*INSTRUCTIONS FOR THE TASK:* Exclude the pictures; give every entry again exactly as written.

__________________________________________________

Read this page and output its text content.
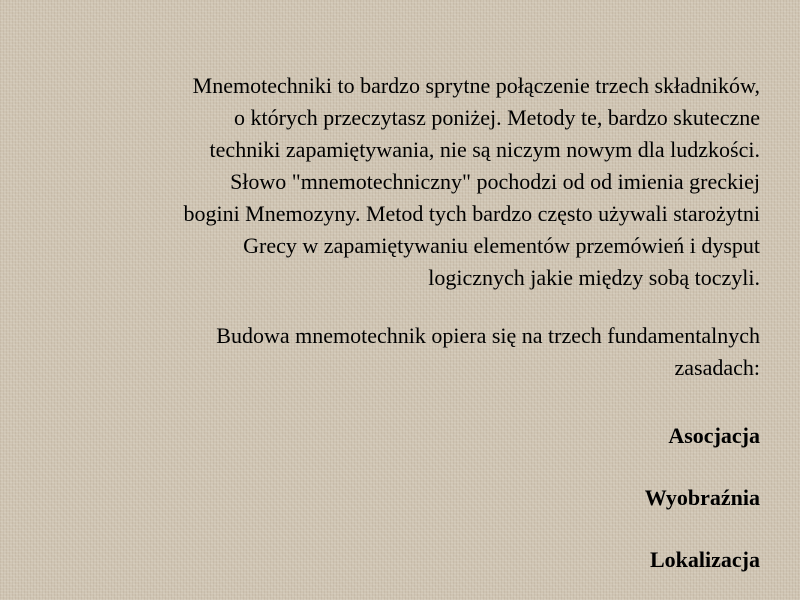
Mnemotechniki to bardzo sprytne połączenie trzech składników,
o których przeczytasz poniżej. Metody te, bardzo skuteczne
techniki zapamiętywania, nie są niczym nowym dla ludzkości.
Słowo "mnemotechniczny" pochodzi od od imienia greckiej
bogini Mnemozyny. Metod tych bardzo często używali starożytni
Grecy w zapamiętywaniu elementów przemówień i dysput
logicznych jakie między sobą toczyli.

Budowa mnemotechnik opiera się na trzech fundamentalnych
zasadach:

Asocjacja

Wyobraźnia

Lokalizacja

__________________________________________________

*COMPLETE ANSWER:*
Read this page and output its text content.
Mnemotechniki to bardzo sprytne połączenie trzech składników,
o których przeczytasz poniżej. Metody te, bardzo skuteczne
techniki zapamiętywania, nie są niczym nowym dla ludzkości.
Słowo "mnemotechniczny" pochodzi od od imienia greckiej
bogini Mnemozyny. Metod tych bardzo często używali starożytni
Grecy w zapamiętywaniu elementów przemówień i dysput
logicznych jakie między sobą toczyli.

Budowa mnemotechnik opiera się na trzech fundamentalnych
zasadach:

Asocjacja

Wyobraźnia

Lokalizacja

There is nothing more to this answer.